▶ [THE EXERCISE] The entries that follow should be written out exactly.
-- Begin --
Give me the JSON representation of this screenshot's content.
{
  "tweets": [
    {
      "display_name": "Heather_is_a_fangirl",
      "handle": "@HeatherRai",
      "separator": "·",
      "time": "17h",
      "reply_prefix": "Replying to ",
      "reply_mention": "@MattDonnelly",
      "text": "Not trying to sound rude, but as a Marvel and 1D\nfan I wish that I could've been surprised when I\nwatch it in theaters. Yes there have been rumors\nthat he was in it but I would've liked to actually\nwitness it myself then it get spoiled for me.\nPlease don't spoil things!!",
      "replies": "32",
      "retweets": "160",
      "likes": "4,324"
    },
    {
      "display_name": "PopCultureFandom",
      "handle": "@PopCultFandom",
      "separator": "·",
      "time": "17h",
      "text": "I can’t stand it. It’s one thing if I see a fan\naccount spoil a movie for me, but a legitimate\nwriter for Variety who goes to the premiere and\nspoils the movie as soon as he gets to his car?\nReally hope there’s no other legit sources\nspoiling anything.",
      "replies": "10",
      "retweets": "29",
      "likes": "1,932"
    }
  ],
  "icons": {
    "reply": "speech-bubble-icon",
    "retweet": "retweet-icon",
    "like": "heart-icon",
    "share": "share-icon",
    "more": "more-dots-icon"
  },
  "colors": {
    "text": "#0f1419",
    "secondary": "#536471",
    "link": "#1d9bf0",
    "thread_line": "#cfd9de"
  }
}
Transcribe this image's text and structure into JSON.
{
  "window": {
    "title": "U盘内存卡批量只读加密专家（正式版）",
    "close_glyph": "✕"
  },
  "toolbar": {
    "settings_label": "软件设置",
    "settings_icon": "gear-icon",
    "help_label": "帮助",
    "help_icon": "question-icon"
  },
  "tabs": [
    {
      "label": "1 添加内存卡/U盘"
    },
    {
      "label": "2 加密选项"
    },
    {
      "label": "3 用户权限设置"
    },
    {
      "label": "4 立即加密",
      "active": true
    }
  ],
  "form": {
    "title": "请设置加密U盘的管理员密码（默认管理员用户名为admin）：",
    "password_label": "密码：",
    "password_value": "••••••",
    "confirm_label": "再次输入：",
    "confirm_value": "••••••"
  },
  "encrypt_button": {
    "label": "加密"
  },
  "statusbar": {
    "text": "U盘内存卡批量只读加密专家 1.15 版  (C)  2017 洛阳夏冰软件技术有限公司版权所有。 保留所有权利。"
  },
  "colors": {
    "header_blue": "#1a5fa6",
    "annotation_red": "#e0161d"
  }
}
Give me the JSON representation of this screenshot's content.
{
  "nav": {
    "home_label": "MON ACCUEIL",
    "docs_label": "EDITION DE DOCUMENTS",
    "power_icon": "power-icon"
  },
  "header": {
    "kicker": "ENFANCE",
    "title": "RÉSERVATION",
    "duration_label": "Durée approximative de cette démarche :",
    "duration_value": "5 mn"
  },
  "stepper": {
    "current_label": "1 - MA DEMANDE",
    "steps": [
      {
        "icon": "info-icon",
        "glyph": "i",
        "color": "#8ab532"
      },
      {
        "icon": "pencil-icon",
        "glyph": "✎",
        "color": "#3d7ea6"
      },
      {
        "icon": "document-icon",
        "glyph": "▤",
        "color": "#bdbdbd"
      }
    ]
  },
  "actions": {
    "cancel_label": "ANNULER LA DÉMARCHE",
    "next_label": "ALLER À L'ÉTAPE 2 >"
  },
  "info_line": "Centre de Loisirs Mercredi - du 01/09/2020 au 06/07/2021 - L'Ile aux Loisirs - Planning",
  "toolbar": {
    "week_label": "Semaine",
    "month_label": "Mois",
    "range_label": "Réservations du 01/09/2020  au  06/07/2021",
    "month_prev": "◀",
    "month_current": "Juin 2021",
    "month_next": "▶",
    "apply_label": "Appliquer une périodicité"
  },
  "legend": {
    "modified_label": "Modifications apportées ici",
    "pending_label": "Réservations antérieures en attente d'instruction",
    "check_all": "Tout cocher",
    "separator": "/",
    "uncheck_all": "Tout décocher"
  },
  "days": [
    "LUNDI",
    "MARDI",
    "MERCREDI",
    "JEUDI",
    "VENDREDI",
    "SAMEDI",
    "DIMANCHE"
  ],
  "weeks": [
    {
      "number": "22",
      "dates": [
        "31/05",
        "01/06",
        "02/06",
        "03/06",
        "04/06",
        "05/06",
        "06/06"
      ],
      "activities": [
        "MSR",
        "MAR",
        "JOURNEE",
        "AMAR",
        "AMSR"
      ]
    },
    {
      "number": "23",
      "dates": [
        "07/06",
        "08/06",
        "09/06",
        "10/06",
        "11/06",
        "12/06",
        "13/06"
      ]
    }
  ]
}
-- End --
▶ [RESPONSE]
Give me the JSON representation of this screenshot's content.
{
  "tweets": [
    {
      "display_name": "Heather_is_a_fangirl",
      "handle": "@HeatherRai",
      "separator": "·",
      "time": "17h",
      "reply_prefix": "Replying to ",
      "reply_mention": "@MattDonnelly",
      "text": "Not trying to sound rude, but as a Marvel and 1D\nfan I wish that I could've been surprised when I\nwatch it in theaters. Yes there have been rumors\nthat he was in it but I would've liked to actually\nwitness it myself then it get spoiled for me.\nPlease don't spoil things!!",
      "replies": "32",
      "retweets": "160",
      "likes": "4,324"
    },
    {
      "display_name": "PopCultureFandom",
      "handle": "@PopCultFandom",
      "separator": "·",
      "time": "17h",
      "text": "I can’t stand it. It’s one thing if I see a fan\naccount spoil a movie for me, but a legitimate\nwriter for Variety who goes to the premiere and\nspoils the movie as soon as he gets to his car?\nReally hope there’s no other legit sources\nspoiling anything.",
      "replies": "10",
      "retweets": "29",
      "likes": "1,932"
    }
  ],
  "icons": {
    "reply": "speech-bubble-icon",
    "retweet": "retweet-icon",
    "like": "heart-icon",
    "share": "share-icon",
    "more": "more-dots-icon"
  },
  "colors": {
    "text": "#0f1419",
    "secondary": "#536471",
    "link": "#1d9bf0",
    "thread_line": "#cfd9de"
  }
}
Transcribe this image's text and structure into JSON.
{
  "window": {
    "title": "U盘内存卡批量只读加密专家（正式版）",
    "close_glyph": "✕"
  },
  "toolbar": {
    "settings_label": "软件设置",
    "settings_icon": "gear-icon",
    "help_label": "帮助",
    "help_icon": "question-icon"
  },
  "tabs": [
    {
      "label": "1 添加内存卡/U盘"
    },
    {
      "label": "2 加密选项"
    },
    {
      "label": "3 用户权限设置"
    },
    {
      "label": "4 立即加密",
      "active": true
    }
  ],
  "form": {
    "title": "请设置加密U盘的管理员密码（默认管理员用户名为admin）：",
    "password_label": "密码：",
    "password_value": "••••••",
    "confirm_label": "再次输入：",
    "confirm_value": "••••••"
  },
  "encrypt_button": {
    "label": "加密"
  },
  "statusbar": {
    "text": "U盘内存卡批量只读加密专家 1.15 版  (C)  2017 洛阳夏冰软件技术有限公司版权所有。 保留所有权利。"
  },
  "colors": {
    "header_blue": "#1a5fa6",
    "annotation_red": "#e0161d"
  }
}
Give me the JSON representation of this screenshot's content.
{
  "nav": {
    "home_label": "MON ACCUEIL",
    "docs_label": "EDITION DE DOCUMENTS",
    "power_icon": "power-icon"
  },
  "header": {
    "kicker": "ENFANCE",
    "title": "RÉSERVATION",
    "duration_label": "Durée approximative de cette démarche :",
    "duration_value": "5 mn"
  },
  "stepper": {
    "current_label": "1 - MA DEMANDE",
    "steps": [
      {
        "icon": "info-icon",
        "glyph": "i",
        "color": "#8ab532"
      },
      {
        "icon": "pencil-icon",
        "glyph": "✎",
        "color": "#3d7ea6"
      },
      {
        "icon": "document-icon",
        "glyph": "▤",
        "color": "#bdbdbd"
      }
    ]
  },
  "actions": {
    "cancel_label": "ANNULER LA DÉMARCHE",
    "next_label": "ALLER À L'ÉTAPE 2 >"
  },
  "info_line": "Centre de Loisirs Mercredi - du 01/09/2020 au 06/07/2021 - L'Ile aux Loisirs - Planning",
  "toolbar": {
    "week_label": "Semaine",
    "month_label": "Mois",
    "range_label": "Réservations du 01/09/2020  au  06/07/2021",
    "month_prev": "◀",
    "month_current": "Juin 2021",
    "month_next": "▶",
    "apply_label": "Appliquer une périodicité"
  },
  "legend": {
    "modified_label": "Modifications apportées ici",
    "pending_label": "Réservations antérieures en attente d'instruction",
    "check_all": "Tout cocher",
    "separator": "/",
    "uncheck_all": "Tout décocher"
  },
  "days": [
    "LUNDI",
    "MARDI",
    "MERCREDI",
    "JEUDI",
    "VENDREDI",
    "SAMEDI",
    "DIMANCHE"
  ],
  "weeks": [
    {
      "number": "22",
      "dates": [
        "31/05",
        "01/06",
        "02/06",
        "03/06",
        "04/06",
        "05/06",
        "06/06"
      ],
      "activities": [
        "MSR",
        "MAR",
        "JOURNEE",
        "AMAR",
        "AMSR"
      ]
    },
    {
      "number": "23",
      "dates": [
        "07/06",
        "08/06",
        "09/06",
        "10/06",
        "11/06",
        "12/06",
        "13/06"
      ]
    }
  ]
}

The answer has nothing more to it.